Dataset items
— Start —

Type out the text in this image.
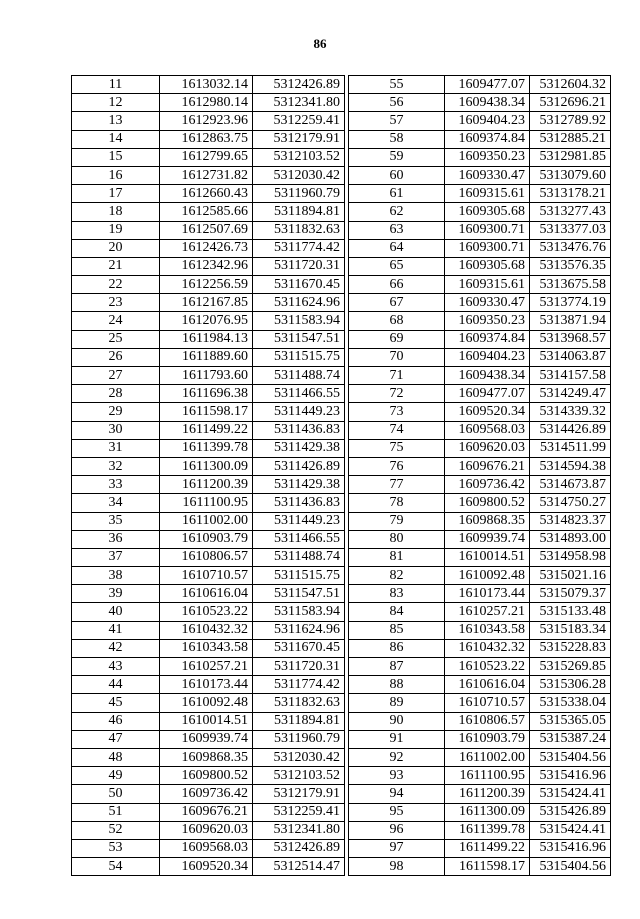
86
11	1613032.14	5312426.89
12	1612980.14	5312341.80
13	1612923.96	5312259.41
14	1612863.75	5312179.91
15	1612799.65	5312103.52
16	1612731.82	5312030.42
17	1612660.43	5311960.79
18	1612585.66	5311894.81
19	1612507.69	5311832.63
20	1612426.73	5311774.42
21	1612342.96	5311720.31
22	1612256.59	5311670.45
23	1612167.85	5311624.96
24	1612076.95	5311583.94
25	1611984.13	5311547.51
26	1611889.60	5311515.75
27	1611793.60	5311488.74
28	1611696.38	5311466.55
29	1611598.17	5311449.23
30	1611499.22	5311436.83
31	1611399.78	5311429.38
32	1611300.09	5311426.89
33	1611200.39	5311429.38
34	1611100.95	5311436.83
35	1611002.00	5311449.23
36	1610903.79	5311466.55
37	1610806.57	5311488.74
38	1610710.57	5311515.75
39	1610616.04	5311547.51
40	1610523.22	5311583.94
41	1610432.32	5311624.96
42	1610343.58	5311670.45
43	1610257.21	5311720.31
44	1610173.44	5311774.42
45	1610092.48	5311832.63
46	1610014.51	5311894.81
47	1609939.74	5311960.79
48	1609868.35	5312030.42
49	1609800.52	5312103.52
50	1609736.42	5312179.91
51	1609676.21	5312259.41
52	1609620.03	5312341.80
53	1609568.03	5312426.89
54	1609520.34	5312514.47
55	1609477.07	5312604.32
56	1609438.34	5312696.21
57	1609404.23	5312789.92
58	1609374.84	5312885.21
59	1609350.23	5312981.85
60	1609330.47	5313079.60
61	1609315.61	5313178.21
62	1609305.68	5313277.43
63	1609300.71	5313377.03
64	1609300.71	5313476.76
65	1609305.68	5313576.35
66	1609315.61	5313675.58
67	1609330.47	5313774.19
68	1609350.23	5313871.94
69	1609374.84	5313968.57
70	1609404.23	5314063.87
71	1609438.34	5314157.58
72	1609477.07	5314249.47
73	1609520.34	5314339.32
74	1609568.03	5314426.89
75	1609620.03	5314511.99
76	1609676.21	5314594.38
77	1609736.42	5314673.87
78	1609800.52	5314750.27
79	1609868.35	5314823.37
80	1609939.74	5314893.00
81	1610014.51	5314958.98
82	1610092.48	5315021.16
83	1610173.44	5315079.37
84	1610257.21	5315133.48
85	1610343.58	5315183.34
86	1610432.32	5315228.83
87	1610523.22	5315269.85
88	1610616.04	5315306.28
89	1610710.57	5315338.04
90	1610806.57	5315365.05
91	1610903.79	5315387.24
92	1611002.00	5315404.56
93	1611100.95	5315416.96
94	1611200.39	5315424.41
95	1611300.09	5315426.89
96	1611399.78	5315424.41
97	1611499.22	5315416.96
98	1611598.17	5315404.56
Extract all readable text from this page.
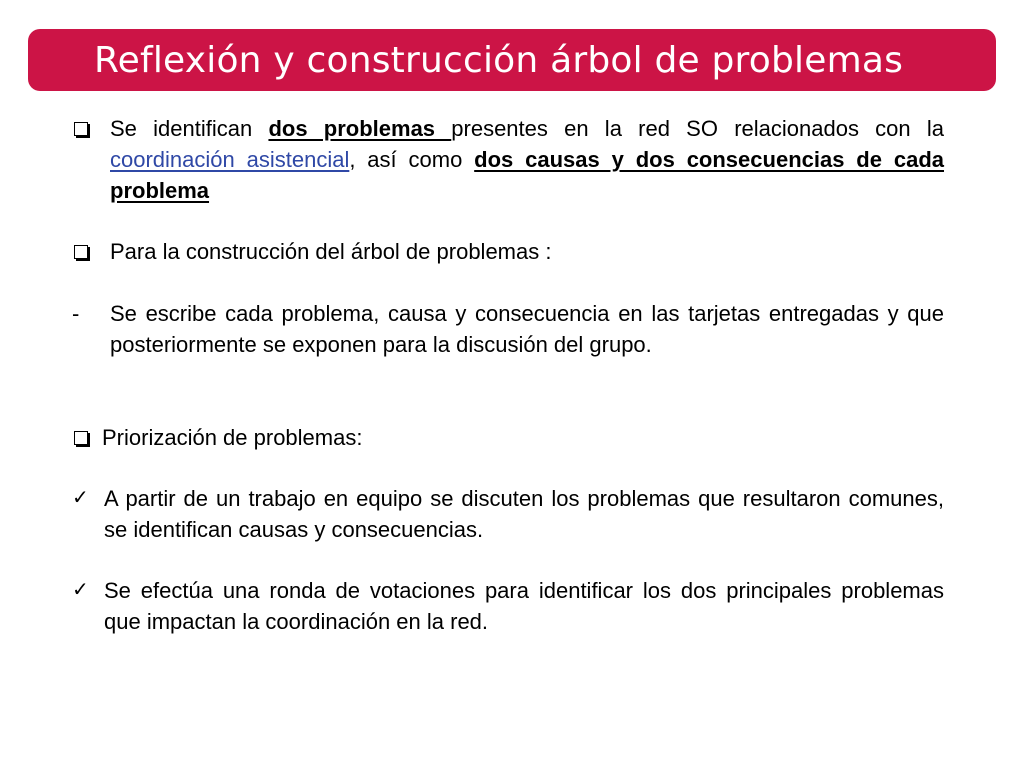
Reflexión y construcción árbol de problemas
Se identifican dos problemas presentes en la red SO relacionados con la coordinación asistencial, así como dos causas y dos consecuencias de cada problema
Para la construcción del árbol de problemas :
-	Se escribe cada problema, causa y consecuencia en las tarjetas entregadas y que posteriormente se exponen para la discusión del grupo.
Priorización de problemas:
✓ A partir de un trabajo en equipo se discuten los problemas que resultaron comunes, se identifican causas y consecuencias.
✓ Se efectúa una ronda de votaciones para identificar los dos principales problemas que impactan la coordinación en la red.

— End —

■ EXERCISE INSTRUCTIONS
Write down every line of the data above that includes the string "causas".

■ SOLVED EXERCISE
Se identifican dos problemas presentes en la red SO relacionados con la coordinación asistencial, así como dos causas y dos consecuencias de cada problema
✓ A partir de un trabajo en equipo se discuten los problemas que resultaron comunes, se identifican causas y consecuencias.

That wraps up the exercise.